Saved data entries:
______
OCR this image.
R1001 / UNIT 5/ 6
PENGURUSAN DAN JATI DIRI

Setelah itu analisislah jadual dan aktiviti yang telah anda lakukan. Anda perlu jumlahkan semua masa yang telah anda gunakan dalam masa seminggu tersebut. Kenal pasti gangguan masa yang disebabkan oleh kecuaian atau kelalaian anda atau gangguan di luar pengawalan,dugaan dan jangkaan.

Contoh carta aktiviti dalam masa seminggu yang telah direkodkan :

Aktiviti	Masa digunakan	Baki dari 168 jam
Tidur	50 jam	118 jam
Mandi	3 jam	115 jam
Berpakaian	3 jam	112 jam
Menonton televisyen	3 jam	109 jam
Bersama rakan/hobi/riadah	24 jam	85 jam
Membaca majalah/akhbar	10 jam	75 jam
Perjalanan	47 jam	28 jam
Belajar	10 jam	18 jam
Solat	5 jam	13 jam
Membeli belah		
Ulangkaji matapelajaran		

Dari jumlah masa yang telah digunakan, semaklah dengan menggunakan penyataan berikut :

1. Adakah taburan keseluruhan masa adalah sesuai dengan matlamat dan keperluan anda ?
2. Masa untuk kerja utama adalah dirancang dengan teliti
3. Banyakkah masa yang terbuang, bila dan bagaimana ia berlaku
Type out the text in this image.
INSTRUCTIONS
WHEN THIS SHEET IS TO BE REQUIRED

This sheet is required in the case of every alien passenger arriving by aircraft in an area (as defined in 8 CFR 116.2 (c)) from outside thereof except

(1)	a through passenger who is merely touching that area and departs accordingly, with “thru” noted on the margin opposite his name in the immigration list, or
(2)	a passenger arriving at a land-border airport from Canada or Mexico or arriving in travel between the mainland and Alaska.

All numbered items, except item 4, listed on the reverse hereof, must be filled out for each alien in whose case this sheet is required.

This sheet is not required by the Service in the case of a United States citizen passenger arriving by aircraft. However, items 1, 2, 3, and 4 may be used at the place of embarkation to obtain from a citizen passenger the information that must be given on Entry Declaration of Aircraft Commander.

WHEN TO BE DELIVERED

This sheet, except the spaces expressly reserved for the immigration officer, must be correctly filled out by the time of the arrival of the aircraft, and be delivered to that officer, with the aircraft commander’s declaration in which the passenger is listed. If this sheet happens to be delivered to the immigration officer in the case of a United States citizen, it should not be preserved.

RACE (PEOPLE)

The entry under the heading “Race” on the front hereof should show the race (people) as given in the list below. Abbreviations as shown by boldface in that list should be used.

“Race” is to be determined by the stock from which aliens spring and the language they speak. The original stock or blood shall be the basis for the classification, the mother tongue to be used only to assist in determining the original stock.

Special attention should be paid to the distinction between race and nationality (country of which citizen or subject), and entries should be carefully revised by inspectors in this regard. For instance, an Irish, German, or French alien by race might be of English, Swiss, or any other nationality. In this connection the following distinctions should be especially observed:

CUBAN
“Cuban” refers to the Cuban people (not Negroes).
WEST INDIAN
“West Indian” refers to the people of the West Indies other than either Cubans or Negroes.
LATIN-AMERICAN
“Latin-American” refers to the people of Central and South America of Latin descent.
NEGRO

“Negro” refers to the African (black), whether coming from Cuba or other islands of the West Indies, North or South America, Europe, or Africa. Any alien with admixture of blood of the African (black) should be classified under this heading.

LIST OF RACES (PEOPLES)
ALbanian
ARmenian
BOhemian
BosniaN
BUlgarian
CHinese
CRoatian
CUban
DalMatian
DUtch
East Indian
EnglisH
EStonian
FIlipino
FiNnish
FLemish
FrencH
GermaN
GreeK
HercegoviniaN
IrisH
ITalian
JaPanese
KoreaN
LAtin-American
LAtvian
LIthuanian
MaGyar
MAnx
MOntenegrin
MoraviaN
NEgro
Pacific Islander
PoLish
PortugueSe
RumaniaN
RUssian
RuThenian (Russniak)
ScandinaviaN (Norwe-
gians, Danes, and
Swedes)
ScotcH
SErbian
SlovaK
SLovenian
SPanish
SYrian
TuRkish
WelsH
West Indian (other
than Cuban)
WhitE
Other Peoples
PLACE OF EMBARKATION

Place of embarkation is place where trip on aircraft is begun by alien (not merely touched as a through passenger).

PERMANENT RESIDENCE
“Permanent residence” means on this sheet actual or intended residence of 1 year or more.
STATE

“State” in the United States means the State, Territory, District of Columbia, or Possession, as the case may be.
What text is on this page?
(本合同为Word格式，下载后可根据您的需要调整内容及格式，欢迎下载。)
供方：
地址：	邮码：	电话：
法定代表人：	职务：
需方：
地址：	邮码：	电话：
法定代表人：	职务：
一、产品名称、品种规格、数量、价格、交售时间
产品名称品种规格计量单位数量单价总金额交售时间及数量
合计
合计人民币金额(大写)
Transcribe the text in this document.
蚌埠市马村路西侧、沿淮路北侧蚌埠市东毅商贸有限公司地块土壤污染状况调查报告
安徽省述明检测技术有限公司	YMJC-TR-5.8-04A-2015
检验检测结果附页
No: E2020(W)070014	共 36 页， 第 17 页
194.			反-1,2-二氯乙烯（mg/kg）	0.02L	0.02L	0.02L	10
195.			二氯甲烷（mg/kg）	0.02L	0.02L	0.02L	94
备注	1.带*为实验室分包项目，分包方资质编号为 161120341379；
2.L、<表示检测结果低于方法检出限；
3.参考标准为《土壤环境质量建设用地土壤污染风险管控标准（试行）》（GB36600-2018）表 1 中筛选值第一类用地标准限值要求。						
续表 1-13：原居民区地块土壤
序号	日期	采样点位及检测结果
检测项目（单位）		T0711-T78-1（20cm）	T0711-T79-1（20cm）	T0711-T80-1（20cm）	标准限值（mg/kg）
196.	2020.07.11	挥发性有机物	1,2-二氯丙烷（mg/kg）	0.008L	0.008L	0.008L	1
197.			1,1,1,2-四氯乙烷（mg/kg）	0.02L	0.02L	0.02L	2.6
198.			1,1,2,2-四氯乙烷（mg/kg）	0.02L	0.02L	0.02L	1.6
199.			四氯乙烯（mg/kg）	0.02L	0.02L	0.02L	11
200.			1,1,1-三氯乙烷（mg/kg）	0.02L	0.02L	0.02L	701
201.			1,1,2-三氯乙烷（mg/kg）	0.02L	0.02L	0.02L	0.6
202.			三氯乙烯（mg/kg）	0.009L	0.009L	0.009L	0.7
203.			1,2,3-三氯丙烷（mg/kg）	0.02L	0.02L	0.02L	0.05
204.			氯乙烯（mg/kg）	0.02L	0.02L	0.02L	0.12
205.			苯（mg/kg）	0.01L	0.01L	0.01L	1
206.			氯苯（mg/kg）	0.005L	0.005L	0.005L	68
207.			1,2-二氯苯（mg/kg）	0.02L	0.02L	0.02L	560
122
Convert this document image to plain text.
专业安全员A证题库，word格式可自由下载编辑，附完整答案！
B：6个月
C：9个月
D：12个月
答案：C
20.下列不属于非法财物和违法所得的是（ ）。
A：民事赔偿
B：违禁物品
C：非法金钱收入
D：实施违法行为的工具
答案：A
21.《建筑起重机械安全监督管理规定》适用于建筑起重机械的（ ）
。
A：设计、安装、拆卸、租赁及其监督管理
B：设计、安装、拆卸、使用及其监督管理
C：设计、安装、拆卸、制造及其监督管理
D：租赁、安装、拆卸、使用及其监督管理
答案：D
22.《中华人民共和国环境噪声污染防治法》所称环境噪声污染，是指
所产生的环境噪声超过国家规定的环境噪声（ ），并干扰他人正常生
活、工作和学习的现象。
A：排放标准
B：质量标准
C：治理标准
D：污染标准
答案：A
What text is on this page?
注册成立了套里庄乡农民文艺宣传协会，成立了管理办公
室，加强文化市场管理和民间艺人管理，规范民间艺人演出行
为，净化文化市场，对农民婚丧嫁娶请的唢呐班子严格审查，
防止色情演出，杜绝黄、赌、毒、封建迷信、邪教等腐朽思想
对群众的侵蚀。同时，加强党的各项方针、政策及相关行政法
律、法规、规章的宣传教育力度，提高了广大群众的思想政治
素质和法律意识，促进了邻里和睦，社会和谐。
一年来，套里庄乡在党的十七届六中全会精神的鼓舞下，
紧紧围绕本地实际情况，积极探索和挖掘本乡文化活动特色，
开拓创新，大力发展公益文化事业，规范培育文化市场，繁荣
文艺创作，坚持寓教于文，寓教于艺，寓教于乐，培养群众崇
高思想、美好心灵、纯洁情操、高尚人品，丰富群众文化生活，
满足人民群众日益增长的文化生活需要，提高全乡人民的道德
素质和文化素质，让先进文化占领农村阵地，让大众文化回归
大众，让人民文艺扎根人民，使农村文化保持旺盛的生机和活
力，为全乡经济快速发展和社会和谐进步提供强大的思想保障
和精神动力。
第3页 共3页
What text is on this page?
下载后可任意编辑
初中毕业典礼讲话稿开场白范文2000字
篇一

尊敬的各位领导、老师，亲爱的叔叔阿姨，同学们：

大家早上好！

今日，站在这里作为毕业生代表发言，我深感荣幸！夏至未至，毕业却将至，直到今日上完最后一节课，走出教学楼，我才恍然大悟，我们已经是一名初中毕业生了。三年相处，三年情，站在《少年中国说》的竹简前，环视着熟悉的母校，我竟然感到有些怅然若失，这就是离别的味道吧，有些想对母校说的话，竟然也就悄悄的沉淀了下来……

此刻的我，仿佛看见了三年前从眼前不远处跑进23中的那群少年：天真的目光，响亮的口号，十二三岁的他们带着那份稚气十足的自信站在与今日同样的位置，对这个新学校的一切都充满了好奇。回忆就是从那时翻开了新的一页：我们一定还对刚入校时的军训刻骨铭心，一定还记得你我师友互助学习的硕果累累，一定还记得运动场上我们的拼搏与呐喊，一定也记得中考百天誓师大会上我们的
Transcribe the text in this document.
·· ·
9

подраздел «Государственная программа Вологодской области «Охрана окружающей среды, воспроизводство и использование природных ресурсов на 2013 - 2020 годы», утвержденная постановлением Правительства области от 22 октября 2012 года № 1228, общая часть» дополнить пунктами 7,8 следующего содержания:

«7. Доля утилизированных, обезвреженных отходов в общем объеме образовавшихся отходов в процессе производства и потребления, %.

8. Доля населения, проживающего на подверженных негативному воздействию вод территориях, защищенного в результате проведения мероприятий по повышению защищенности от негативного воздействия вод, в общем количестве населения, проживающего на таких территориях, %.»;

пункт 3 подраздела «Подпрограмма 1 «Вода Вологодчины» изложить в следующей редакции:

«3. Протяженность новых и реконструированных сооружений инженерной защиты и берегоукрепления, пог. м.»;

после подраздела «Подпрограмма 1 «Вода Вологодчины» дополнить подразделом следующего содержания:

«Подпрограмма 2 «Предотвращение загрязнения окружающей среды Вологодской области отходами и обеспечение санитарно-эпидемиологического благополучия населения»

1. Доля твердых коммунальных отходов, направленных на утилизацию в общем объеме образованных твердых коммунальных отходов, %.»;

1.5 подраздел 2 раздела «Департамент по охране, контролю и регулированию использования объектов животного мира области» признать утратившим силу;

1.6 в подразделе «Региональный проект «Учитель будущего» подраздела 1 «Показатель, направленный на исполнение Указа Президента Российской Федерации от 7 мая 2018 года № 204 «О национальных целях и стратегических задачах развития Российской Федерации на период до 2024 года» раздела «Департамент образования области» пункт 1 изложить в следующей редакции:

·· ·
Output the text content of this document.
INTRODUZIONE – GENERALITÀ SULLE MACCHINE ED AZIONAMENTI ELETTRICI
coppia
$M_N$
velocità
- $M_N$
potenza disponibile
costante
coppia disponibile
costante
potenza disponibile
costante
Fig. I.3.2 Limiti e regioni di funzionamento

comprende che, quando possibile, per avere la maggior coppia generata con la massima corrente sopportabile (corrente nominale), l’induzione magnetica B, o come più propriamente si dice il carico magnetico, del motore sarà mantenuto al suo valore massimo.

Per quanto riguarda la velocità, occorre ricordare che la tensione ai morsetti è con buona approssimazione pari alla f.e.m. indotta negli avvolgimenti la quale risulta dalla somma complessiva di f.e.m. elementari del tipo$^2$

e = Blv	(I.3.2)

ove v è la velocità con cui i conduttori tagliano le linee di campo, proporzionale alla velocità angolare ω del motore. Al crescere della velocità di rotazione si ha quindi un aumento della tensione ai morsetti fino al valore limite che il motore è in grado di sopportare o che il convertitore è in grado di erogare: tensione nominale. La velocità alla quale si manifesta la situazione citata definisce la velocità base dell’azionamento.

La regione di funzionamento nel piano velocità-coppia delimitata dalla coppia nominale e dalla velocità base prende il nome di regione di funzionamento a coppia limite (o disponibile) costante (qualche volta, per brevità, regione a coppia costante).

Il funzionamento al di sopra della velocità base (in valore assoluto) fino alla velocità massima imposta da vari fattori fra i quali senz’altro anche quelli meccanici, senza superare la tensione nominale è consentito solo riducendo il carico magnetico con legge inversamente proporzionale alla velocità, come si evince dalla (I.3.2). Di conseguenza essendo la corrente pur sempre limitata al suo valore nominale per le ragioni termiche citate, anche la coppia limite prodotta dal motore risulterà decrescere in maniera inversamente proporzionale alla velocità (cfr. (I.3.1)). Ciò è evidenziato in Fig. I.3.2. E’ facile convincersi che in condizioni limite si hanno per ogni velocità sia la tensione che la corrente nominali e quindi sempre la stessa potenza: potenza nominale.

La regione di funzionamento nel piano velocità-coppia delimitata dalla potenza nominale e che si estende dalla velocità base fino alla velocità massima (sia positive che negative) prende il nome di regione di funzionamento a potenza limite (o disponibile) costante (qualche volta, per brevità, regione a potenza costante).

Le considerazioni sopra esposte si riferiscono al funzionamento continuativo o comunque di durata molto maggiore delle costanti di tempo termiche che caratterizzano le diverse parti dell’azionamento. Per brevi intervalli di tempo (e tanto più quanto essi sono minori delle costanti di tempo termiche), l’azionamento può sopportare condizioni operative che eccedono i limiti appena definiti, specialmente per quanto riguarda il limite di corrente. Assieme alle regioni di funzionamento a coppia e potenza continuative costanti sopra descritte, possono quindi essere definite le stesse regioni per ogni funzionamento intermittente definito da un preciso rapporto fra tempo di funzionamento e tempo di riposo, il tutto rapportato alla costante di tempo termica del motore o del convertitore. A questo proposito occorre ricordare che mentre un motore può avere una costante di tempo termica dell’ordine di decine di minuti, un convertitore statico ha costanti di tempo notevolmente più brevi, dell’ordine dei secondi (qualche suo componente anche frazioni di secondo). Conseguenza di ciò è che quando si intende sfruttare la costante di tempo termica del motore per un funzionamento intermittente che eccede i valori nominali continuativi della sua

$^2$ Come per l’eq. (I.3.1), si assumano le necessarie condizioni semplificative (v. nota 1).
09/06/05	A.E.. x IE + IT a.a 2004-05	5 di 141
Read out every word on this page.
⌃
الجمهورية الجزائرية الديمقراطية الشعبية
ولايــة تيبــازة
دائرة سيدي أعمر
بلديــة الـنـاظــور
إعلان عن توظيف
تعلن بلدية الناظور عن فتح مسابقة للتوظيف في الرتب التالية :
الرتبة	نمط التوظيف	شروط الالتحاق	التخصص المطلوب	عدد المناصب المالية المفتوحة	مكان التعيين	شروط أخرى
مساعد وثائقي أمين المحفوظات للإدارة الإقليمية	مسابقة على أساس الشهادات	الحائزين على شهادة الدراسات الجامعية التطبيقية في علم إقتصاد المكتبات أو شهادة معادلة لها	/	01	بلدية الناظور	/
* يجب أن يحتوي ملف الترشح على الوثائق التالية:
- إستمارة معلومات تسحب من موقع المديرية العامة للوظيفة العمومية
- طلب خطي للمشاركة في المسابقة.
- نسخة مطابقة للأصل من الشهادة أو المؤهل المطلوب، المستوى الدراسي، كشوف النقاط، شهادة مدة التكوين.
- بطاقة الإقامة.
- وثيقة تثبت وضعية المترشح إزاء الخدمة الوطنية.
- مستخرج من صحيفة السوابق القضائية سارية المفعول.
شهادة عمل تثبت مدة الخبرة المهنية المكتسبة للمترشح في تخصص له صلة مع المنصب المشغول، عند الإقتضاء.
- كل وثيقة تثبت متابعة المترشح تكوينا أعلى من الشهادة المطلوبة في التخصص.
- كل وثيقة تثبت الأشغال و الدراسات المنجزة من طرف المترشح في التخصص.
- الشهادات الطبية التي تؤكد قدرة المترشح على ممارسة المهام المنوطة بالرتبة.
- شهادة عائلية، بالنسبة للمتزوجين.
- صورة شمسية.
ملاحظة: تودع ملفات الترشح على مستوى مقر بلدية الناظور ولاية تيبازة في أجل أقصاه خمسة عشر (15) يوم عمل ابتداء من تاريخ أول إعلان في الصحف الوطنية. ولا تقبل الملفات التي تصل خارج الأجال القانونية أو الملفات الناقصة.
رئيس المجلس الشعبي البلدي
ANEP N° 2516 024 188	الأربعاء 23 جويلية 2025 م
______
STATED GOAL → Go over the data above and copy every line that has the word "Вологодчины" in it.

SOLUTION TO THE EXERCISE →
пункт 3 подраздела «Подпрограмма 1 «Вода Вологодчины» изложить в следующей редакции:
после подраздела «Подпрограмма 1 «Вода Вологодчины» дополнить подразделом следующего содержания:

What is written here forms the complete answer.